WHAT YOU SHOULD DO — Your task is to output the data exactly as it stands.

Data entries
* * * * * * *

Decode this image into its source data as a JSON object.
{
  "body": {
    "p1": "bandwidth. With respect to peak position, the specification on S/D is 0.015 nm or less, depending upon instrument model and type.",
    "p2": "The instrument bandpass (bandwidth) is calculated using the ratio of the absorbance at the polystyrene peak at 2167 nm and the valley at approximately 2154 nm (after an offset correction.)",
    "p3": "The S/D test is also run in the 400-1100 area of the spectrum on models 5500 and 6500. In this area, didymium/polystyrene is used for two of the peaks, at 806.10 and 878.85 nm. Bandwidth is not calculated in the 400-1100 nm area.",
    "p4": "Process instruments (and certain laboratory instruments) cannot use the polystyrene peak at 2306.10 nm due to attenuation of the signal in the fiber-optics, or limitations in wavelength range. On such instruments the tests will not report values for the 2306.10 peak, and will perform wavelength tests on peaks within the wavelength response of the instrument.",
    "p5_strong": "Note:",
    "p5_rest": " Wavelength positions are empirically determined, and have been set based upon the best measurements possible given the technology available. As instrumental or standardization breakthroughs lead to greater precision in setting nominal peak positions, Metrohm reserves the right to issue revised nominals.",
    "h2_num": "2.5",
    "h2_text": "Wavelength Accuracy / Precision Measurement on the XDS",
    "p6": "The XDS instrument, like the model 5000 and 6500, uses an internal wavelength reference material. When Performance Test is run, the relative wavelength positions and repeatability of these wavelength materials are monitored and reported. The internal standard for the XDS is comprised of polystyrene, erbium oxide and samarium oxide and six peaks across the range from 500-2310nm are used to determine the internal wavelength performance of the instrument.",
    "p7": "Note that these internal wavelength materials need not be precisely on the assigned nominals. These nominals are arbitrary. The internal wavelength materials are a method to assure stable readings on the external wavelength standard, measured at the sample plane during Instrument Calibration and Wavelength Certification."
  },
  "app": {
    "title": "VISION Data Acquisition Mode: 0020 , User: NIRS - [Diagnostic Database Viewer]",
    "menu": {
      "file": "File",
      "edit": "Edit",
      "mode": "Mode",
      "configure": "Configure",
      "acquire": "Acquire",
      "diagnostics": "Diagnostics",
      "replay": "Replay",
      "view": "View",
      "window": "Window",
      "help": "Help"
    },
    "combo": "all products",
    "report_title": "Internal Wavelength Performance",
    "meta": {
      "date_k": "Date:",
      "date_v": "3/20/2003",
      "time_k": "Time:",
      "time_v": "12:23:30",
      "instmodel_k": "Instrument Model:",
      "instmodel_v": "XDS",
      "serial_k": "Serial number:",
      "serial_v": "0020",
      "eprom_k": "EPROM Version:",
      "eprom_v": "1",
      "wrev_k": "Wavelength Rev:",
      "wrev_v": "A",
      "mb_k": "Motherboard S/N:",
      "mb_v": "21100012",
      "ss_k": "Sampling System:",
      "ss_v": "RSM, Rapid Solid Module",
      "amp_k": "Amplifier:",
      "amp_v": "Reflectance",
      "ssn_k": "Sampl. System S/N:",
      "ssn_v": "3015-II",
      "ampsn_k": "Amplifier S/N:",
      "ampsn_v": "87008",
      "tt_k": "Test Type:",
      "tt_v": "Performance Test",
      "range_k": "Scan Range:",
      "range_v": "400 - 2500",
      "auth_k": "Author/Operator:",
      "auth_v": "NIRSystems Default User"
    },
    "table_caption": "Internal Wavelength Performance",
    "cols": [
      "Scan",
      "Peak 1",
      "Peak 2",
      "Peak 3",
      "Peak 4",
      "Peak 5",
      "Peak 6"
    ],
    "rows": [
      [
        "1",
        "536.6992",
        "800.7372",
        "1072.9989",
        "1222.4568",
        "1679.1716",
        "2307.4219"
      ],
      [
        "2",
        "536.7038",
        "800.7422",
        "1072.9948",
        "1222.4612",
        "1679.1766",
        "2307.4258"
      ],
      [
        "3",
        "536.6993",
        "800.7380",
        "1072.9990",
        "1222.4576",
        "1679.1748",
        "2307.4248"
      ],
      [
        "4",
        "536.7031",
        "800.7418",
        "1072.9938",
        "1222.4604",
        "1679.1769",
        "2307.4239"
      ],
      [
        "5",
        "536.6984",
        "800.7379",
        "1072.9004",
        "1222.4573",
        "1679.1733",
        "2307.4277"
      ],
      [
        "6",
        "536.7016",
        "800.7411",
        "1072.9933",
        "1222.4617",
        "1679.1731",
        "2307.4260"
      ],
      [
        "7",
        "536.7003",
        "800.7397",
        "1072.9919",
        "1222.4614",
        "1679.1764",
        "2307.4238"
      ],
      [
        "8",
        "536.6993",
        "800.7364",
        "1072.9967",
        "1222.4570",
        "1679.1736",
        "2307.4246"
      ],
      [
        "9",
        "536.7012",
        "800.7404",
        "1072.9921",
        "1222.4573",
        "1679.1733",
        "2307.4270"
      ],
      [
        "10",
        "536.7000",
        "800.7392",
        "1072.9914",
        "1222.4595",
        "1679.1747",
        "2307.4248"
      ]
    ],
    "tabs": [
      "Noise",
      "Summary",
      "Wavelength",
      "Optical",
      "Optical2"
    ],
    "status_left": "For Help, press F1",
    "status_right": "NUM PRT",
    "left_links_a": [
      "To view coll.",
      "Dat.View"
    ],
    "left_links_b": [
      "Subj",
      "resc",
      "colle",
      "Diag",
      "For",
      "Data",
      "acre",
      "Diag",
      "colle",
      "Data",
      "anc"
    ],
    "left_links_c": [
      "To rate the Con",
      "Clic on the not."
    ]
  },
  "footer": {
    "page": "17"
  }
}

* * * * * * *

REPLY —
Decode this image into its source data as a JSON object.
{
  "body": {
    "p1": "bandwidth. With respect to peak position, the specification on S/D is 0.015 nm or less, depending upon instrument model and type.",
    "p2": "The instrument bandpass (bandwidth) is calculated using the ratio of the absorbance at the polystyrene peak at 2167 nm and the valley at approximately 2154 nm (after an offset correction.)",
    "p3": "The S/D test is also run in the 400-1100 area of the spectrum on models 5500 and 6500. In this area, didymium/polystyrene is used for two of the peaks, at 806.10 and 878.85 nm. Bandwidth is not calculated in the 400-1100 nm area.",
    "p4": "Process instruments (and certain laboratory instruments) cannot use the polystyrene peak at 2306.10 nm due to attenuation of the signal in the fiber-optics, or limitations in wavelength range. On such instruments the tests will not report values for the 2306.10 peak, and will perform wavelength tests on peaks within the wavelength response of the instrument.",
    "p5_strong": "Note:",
    "p5_rest": " Wavelength positions are empirically determined, and have been set based upon the best measurements possible given the technology available. As instrumental or standardization breakthroughs lead to greater precision in setting nominal peak positions, Metrohm reserves the right to issue revised nominals.",
    "h2_num": "2.5",
    "h2_text": "Wavelength Accuracy / Precision Measurement on the XDS",
    "p6": "The XDS instrument, like the model 5000 and 6500, uses an internal wavelength reference material. When Performance Test is run, the relative wavelength positions and repeatability of these wavelength materials are monitored and reported. The internal standard for the XDS is comprised of polystyrene, erbium oxide and samarium oxide and six peaks across the range from 500-2310nm are used to determine the internal wavelength performance of the instrument.",
    "p7": "Note that these internal wavelength materials need not be precisely on the assigned nominals. These nominals are arbitrary. The internal wavelength materials are a method to assure stable readings on the external wavelength standard, measured at the sample plane during Instrument Calibration and Wavelength Certification."
  },
  "app": {
    "title": "VISION Data Acquisition Mode: 0020 , User: NIRS - [Diagnostic Database Viewer]",
    "menu": {
      "file": "File",
      "edit": "Edit",
      "mode": "Mode",
      "configure": "Configure",
      "acquire": "Acquire",
      "diagnostics": "Diagnostics",
      "replay": "Replay",
      "view": "View",
      "window": "Window",
      "help": "Help"
    },
    "combo": "all products",
    "report_title": "Internal Wavelength Performance",
    "meta": {
      "date_k": "Date:",
      "date_v": "3/20/2003",
      "time_k": "Time:",
      "time_v": "12:23:30",
      "instmodel_k": "Instrument Model:",
      "instmodel_v": "XDS",
      "serial_k": "Serial number:",
      "serial_v": "0020",
      "eprom_k": "EPROM Version:",
      "eprom_v": "1",
      "wrev_k": "Wavelength Rev:",
      "wrev_v": "A",
      "mb_k": "Motherboard S/N:",
      "mb_v": "21100012",
      "ss_k": "Sampling System:",
      "ss_v": "RSM, Rapid Solid Module",
      "amp_k": "Amplifier:",
      "amp_v": "Reflectance",
      "ssn_k": "Sampl. System S/N:",
      "ssn_v": "3015-II",
      "ampsn_k": "Amplifier S/N:",
      "ampsn_v": "87008",
      "tt_k": "Test Type:",
      "tt_v": "Performance Test",
      "range_k": "Scan Range:",
      "range_v": "400 - 2500",
      "auth_k": "Author/Operator:",
      "auth_v": "NIRSystems Default User"
    },
    "table_caption": "Internal Wavelength Performance",
    "cols": [
      "Scan",
      "Peak 1",
      "Peak 2",
      "Peak 3",
      "Peak 4",
      "Peak 5",
      "Peak 6"
    ],
    "rows": [
      [
        "1",
        "536.6992",
        "800.7372",
        "1072.9989",
        "1222.4568",
        "1679.1716",
        "2307.4219"
      ],
      [
        "2",
        "536.7038",
        "800.7422",
        "1072.9948",
        "1222.4612",
        "1679.1766",
        "2307.4258"
      ],
      [
        "3",
        "536.6993",
        "800.7380",
        "1072.9990",
        "1222.4576",
        "1679.1748",
        "2307.4248"
      ],
      [
        "4",
        "536.7031",
        "800.7418",
        "1072.9938",
        "1222.4604",
        "1679.1769",
        "2307.4239"
      ],
      [
        "5",
        "536.6984",
        "800.7379",
        "1072.9004",
        "1222.4573",
        "1679.1733",
        "2307.4277"
      ],
      [
        "6",
        "536.7016",
        "800.7411",
        "1072.9933",
        "1222.4617",
        "1679.1731",
        "2307.4260"
      ],
      [
        "7",
        "536.7003",
        "800.7397",
        "1072.9919",
        "1222.4614",
        "1679.1764",
        "2307.4238"
      ],
      [
        "8",
        "536.6993",
        "800.7364",
        "1072.9967",
        "1222.4570",
        "1679.1736",
        "2307.4246"
      ],
      [
        "9",
        "536.7012",
        "800.7404",
        "1072.9921",
        "1222.4573",
        "1679.1733",
        "2307.4270"
      ],
      [
        "10",
        "536.7000",
        "800.7392",
        "1072.9914",
        "1222.4595",
        "1679.1747",
        "2307.4248"
      ]
    ],
    "tabs": [
      "Noise",
      "Summary",
      "Wavelength",
      "Optical",
      "Optical2"
    ],
    "status_left": "For Help, press F1",
    "status_right": "NUM PRT",
    "left_links_a": [
      "To view coll.",
      "Dat.View"
    ],
    "left_links_b": [
      "Subj",
      "resc",
      "colle",
      "Diag",
      "For",
      "Data",
      "acre",
      "Diag",
      "colle",
      "Data",
      "anc"
    ],
    "left_links_c": [
      "To rate the Con",
      "Clic on the not."
    ]
  },
  "footer": {
    "page": "17"
  }
}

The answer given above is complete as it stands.